▶ [PASSAGE GIVEN]:
# keeping pups warm



## zyppi (Jun 2, 2006)

A friend of a friend is looking for a safe 'heating' pad for newborn puppies. Anyone know of something to recommend?

thanks


----------



## selzer (May 7, 2005)

zyppi said:


> A friend of a friend is looking for a safe 'heating' pad for newborn puppies. Anyone know of something to recommend?
> 
> thanks


 Unless, the dam is dead, using a heating pad for newborn puppies is likely to do a lot more harm than good. 

Sometimes we do need to use alternative heat sources, like when you live in NE Ohio, and it's winter, and you run out of propane, and it's 25 degrees outside. Then you put your electric radiator or heat lamp in there, and hope it doesn't dry out the puppies -- they become dehydrated and feel ill, and move away from the heat source, and fall asleep away from the heat of their dam or the other pups. When they wake up, they are cold and too weak to move toward the warmth. Their digestive system shuts down, and soon they will die. If they are fed when the digestive system is down, they will die. And this comes from keeping the box too warm.


----------



## zyppi (Jun 2, 2006)

Thank you, will forward that on.

I've never had a litter of puppies, and never will tiptoe into that responsibility.


----------



## selzer (May 7, 2005)

Seriously, it is sometimes more difficult to keep the temperature cool enough to not stress the bitch. Like when you are in NE Ohio and it is August, and 98 degrees outside, and inside, not much cooler, and the sun comes through the windows, and the bitch is a little heater in there. Her temperature can spike just from the heat, and then you are drenching her underside with hose water, and putting a fan on her, or rushing her to the vet to make sure there is no placenta or puppy left behind. While you tote puppies along with in a basket. 

According to my repro-vet, room temperature -- about seventy degrees is sufficient to have the box in, and the dam will do the rest. 

I think it is really hard for us to sit on our hands, but it helps a lot. Puppies can feel warm or cold. If they are cool, they will pile together and then will migrate to the bitch's warm spots where the milk is. If they are warm, they will spread out. It is good to have a thermometer for the whelping box environment.


----------



## zyppi (Jun 2, 2006)

true for all breeds, yes? She has a collie


----------



## selzer (May 7, 2005)

Hmmm. Not all breeds. Small breeds like Yorkies are particularly vulnerable. Maybe because the dam is only a couple of pounds herself. 

I am not familiar with breeding collies, but I would suspect they would be similar to GSDs in this respect.


----------



## zyppi (Jun 2, 2006)

I would think so too, but, what do I know?


----------

▶ [DATA ROWS]:
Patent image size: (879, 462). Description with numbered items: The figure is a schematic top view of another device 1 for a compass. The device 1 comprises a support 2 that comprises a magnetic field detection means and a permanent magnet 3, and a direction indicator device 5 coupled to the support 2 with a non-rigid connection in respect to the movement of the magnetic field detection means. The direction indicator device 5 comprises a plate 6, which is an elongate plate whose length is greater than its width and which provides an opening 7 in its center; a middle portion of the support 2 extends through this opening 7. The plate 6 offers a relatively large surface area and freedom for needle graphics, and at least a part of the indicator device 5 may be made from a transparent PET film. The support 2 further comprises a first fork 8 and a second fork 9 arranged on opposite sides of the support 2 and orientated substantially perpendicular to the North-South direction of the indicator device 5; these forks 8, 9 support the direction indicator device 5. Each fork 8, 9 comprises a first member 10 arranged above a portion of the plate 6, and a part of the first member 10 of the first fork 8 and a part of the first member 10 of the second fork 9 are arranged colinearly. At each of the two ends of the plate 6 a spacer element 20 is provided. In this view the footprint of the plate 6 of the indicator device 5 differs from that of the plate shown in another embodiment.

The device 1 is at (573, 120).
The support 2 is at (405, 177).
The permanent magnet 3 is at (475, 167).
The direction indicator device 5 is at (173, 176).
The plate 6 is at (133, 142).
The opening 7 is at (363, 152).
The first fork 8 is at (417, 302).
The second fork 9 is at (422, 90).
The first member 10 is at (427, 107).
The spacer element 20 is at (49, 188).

▶ [TASK 1]: List every dog breed named in the thread on keeping pups warm.
▶ [TASK 2]: From the thread on keeping pups warm, extract everything from "Sometimes we do" down to "into that responsibility.".

▶ [WORKED ANSWER 1]: collie, Yorkies, GSDs

▶ [WORKED ANSWER 2]:
Sometimes we do need to use alternative heat sources, like when you live in NE Ohio, and it's winter, and you run out of propane, and it's 25 degrees outside. Then you put your electric radiator or heat lamp in there, and hope it doesn't dry out the puppies -- they become dehydrated and feel ill, and move away from the heat source, and fall asleep away from the heat of their dam or the other pups. When they wake up, they are cold and too weak to move toward the warmth. Their digestive system shuts down, and soon they will die. If they are fed when the digestive system is down, they will die. And this comes from keeping the box too warm.


----------



## zyppi (Jun 2, 2006)

Thank you, will forward that on.

I've never had a litter of puppies, and never will tiptoe into that responsibility.